_TASK DIRECTIONS_:
Note each line where "gauche" appears, and copy it.

_TASK INPUTS_:
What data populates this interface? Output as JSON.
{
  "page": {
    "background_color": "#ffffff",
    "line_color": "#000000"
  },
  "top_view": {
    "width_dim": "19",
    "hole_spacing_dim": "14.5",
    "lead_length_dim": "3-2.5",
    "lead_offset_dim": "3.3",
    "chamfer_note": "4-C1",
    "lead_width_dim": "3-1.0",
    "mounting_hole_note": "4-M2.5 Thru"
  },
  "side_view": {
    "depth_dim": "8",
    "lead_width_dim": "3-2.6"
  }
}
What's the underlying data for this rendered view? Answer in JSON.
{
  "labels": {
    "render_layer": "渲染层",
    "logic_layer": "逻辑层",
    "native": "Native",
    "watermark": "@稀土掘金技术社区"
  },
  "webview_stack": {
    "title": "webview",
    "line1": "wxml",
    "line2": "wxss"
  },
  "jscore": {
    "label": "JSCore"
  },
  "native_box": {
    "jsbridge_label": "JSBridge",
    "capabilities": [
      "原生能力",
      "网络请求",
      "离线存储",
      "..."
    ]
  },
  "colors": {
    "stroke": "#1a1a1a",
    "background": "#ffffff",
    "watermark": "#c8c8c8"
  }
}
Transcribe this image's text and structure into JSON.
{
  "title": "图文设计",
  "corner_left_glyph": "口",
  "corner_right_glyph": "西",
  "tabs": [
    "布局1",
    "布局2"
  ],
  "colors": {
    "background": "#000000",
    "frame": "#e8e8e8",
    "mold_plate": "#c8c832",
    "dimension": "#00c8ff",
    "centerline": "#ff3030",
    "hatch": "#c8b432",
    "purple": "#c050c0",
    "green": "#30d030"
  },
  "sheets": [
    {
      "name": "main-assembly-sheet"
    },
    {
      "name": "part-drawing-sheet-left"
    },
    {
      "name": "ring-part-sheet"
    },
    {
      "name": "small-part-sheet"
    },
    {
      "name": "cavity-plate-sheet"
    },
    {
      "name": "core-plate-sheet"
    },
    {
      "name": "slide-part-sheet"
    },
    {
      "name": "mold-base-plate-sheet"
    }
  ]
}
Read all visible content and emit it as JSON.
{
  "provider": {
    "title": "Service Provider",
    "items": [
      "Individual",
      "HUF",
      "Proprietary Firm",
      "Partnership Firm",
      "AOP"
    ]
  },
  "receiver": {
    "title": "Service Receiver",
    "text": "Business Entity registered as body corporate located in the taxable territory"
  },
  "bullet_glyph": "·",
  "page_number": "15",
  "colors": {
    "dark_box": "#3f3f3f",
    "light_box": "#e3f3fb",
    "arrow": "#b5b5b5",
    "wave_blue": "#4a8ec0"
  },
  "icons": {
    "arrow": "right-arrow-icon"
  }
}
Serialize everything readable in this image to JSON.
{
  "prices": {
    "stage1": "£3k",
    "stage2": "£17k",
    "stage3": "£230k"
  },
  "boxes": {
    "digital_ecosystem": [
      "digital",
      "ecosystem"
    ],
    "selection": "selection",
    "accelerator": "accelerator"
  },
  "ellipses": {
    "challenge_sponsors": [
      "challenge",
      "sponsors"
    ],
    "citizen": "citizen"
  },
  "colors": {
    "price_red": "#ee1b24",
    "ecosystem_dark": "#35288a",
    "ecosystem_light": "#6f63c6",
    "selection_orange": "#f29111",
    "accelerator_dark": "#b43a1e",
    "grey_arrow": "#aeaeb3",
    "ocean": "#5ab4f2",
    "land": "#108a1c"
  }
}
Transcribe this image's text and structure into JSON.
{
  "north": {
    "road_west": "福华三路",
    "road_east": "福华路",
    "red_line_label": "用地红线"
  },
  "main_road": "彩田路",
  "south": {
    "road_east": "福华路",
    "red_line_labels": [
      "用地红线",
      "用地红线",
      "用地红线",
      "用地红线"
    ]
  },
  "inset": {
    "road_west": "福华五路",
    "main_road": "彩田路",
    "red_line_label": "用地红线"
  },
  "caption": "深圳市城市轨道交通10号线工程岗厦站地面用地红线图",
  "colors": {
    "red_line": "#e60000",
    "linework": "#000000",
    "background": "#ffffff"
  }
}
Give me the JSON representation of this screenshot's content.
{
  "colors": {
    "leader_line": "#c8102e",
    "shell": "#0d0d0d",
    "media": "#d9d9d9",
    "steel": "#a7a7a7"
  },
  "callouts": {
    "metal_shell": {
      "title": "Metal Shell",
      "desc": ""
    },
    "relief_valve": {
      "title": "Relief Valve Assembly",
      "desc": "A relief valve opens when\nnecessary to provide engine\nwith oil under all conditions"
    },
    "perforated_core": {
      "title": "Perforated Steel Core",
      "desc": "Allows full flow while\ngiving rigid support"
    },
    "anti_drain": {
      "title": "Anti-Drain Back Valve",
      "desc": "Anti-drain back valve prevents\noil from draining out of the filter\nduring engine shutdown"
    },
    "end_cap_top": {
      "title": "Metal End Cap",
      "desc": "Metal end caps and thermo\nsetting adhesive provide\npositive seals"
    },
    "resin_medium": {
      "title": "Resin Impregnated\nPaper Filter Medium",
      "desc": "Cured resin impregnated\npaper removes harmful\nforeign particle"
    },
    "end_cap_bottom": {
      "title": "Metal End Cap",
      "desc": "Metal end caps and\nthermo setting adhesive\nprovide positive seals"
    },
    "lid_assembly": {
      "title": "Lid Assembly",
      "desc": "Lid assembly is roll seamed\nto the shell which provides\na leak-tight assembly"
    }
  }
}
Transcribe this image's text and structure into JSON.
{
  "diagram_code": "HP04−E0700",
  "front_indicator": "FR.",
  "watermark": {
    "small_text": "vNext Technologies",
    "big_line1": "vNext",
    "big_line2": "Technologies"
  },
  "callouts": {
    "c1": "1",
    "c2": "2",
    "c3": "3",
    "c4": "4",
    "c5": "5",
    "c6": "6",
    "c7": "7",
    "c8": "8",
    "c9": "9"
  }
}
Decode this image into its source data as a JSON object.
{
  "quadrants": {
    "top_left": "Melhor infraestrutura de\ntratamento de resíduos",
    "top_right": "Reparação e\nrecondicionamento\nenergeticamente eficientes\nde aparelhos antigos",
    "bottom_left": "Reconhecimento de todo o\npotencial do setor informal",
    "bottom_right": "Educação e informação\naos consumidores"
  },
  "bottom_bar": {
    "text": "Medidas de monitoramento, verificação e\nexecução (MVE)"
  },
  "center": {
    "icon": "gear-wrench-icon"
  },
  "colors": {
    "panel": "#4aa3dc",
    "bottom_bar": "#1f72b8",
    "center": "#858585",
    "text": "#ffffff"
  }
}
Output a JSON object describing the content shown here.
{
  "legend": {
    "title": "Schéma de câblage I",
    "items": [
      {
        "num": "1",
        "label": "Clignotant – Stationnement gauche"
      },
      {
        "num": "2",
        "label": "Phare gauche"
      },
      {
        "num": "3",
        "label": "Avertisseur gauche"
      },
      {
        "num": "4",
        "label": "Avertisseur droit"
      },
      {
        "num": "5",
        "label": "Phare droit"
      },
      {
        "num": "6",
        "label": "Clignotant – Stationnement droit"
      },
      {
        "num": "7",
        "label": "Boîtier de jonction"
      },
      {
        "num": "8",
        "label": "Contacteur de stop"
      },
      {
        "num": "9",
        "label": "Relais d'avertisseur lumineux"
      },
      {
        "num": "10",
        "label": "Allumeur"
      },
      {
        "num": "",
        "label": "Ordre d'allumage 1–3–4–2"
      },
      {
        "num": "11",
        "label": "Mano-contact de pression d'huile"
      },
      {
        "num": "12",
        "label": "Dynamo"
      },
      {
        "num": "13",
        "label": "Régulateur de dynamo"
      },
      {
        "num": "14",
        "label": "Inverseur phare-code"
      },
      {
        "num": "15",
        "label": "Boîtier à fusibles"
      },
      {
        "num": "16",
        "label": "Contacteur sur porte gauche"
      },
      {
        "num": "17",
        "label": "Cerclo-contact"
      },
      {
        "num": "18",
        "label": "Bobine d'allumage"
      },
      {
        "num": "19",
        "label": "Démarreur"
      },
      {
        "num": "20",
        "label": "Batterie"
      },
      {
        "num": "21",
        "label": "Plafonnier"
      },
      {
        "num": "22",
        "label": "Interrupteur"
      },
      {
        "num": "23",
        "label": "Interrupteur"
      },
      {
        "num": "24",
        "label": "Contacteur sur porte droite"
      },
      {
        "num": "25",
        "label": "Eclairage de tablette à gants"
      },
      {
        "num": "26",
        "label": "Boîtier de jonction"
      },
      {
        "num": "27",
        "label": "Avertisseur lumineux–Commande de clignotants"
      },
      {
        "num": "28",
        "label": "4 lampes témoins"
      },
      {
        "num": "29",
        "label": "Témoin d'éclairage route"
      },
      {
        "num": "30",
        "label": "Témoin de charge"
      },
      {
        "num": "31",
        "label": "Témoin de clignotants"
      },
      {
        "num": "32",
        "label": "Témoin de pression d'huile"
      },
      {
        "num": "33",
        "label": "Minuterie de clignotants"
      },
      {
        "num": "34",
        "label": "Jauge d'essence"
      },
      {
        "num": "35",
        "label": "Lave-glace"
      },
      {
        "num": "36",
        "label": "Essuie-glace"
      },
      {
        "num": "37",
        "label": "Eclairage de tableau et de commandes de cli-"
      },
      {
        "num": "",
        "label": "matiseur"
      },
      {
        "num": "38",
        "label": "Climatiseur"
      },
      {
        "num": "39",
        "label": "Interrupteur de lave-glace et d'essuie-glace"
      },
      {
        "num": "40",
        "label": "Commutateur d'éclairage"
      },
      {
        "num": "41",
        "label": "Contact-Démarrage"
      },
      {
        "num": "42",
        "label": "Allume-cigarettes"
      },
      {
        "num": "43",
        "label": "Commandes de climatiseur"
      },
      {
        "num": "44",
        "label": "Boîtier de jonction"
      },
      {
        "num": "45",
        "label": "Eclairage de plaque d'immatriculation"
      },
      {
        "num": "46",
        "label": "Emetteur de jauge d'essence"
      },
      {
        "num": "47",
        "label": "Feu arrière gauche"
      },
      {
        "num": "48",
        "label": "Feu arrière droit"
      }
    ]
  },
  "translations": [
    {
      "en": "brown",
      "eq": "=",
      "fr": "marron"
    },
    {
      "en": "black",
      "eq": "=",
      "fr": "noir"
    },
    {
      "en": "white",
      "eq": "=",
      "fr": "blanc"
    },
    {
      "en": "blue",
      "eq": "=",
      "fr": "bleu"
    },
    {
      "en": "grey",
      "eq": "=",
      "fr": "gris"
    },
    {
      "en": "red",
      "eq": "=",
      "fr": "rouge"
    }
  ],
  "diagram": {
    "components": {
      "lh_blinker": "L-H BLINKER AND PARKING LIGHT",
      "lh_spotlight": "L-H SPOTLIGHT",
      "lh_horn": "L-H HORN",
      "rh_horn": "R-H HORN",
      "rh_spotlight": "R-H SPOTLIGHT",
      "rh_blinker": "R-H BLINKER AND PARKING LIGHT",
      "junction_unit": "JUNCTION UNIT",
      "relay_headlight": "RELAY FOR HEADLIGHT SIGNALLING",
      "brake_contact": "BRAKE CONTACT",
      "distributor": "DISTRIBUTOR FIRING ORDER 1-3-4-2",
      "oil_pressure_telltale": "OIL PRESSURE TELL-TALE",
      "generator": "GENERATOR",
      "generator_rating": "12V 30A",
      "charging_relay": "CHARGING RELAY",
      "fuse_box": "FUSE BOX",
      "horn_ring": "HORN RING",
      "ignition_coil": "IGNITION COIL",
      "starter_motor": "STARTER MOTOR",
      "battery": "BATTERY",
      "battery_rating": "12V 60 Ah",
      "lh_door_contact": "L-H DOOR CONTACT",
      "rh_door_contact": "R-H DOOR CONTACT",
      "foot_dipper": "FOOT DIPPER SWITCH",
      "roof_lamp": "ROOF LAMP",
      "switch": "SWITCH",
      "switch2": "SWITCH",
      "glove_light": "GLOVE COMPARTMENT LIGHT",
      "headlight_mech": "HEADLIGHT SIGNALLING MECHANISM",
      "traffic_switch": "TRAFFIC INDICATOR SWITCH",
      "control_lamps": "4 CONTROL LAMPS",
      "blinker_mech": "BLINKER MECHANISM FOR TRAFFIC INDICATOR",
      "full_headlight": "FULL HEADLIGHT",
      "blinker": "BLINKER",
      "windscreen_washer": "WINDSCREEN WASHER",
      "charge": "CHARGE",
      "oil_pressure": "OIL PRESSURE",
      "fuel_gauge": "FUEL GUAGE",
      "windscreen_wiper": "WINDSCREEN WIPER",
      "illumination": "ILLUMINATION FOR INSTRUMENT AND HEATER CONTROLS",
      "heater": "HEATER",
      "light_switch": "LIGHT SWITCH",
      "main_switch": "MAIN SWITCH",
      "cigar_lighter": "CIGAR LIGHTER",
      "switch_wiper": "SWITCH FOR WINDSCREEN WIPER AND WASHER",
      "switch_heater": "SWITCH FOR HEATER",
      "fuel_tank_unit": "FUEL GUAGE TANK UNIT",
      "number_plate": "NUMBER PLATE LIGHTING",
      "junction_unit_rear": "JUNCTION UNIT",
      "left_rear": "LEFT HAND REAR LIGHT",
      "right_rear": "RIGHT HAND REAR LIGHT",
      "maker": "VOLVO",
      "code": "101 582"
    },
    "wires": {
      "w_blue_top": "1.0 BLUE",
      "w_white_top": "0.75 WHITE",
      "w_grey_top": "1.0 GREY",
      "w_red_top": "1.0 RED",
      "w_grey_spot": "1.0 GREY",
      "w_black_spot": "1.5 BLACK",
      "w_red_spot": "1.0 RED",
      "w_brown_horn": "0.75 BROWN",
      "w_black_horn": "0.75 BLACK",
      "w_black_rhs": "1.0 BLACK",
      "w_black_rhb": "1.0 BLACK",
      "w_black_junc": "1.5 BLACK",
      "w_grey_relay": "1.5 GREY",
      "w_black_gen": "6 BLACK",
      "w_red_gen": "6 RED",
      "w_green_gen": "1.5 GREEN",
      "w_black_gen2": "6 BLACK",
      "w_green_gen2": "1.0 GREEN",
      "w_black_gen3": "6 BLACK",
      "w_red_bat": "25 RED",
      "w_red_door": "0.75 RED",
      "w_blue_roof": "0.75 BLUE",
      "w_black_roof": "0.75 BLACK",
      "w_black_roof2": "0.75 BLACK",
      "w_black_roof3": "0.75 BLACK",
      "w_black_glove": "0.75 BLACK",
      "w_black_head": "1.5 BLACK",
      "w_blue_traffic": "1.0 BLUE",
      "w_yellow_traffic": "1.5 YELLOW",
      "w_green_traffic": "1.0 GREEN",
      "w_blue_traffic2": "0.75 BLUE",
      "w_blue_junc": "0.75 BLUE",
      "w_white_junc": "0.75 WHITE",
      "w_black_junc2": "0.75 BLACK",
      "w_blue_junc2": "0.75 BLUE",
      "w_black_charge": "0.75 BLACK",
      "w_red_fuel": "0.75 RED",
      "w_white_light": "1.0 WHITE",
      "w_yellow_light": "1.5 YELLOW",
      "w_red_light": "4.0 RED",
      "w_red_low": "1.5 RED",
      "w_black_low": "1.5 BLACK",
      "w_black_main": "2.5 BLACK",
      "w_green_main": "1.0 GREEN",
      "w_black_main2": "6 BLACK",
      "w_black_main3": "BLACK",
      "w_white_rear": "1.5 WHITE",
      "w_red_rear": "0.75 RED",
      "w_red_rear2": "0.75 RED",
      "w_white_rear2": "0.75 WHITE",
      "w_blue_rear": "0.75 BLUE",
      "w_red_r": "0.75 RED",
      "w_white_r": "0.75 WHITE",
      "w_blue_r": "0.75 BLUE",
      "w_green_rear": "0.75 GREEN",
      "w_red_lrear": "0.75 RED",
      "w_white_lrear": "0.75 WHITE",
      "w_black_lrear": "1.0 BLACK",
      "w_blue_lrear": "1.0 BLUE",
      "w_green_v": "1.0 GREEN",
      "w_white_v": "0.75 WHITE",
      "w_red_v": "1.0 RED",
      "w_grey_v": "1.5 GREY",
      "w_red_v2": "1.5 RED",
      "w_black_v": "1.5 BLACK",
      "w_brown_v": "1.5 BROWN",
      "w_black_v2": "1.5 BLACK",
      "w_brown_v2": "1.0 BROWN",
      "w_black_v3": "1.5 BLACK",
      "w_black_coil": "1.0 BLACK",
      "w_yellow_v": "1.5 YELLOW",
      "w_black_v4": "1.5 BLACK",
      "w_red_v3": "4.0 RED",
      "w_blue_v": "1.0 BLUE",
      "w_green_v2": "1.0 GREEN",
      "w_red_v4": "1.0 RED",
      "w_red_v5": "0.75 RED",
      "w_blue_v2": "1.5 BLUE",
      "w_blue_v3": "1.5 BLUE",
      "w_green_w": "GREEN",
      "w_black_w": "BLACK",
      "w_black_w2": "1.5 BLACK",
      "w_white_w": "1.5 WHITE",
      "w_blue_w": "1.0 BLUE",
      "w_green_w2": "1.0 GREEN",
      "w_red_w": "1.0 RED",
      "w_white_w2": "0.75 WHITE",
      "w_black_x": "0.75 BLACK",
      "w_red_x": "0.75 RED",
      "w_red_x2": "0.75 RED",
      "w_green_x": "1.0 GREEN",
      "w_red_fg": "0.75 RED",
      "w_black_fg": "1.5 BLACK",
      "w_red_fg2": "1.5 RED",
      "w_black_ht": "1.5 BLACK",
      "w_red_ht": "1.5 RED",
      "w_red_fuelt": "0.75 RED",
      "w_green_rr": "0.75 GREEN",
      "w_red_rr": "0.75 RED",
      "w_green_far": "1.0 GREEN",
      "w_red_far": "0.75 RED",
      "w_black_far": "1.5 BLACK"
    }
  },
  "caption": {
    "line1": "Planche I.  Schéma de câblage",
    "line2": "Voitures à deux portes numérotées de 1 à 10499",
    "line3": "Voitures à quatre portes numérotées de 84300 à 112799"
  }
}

_SOLUTION_:
        "label": "Clignotant – Stationnement gauche"
        "label": "Phare gauche"
        "label": "Avertisseur gauche"
        "label": "Contacteur sur porte gauche"
        "label": "Feu arrière gauche"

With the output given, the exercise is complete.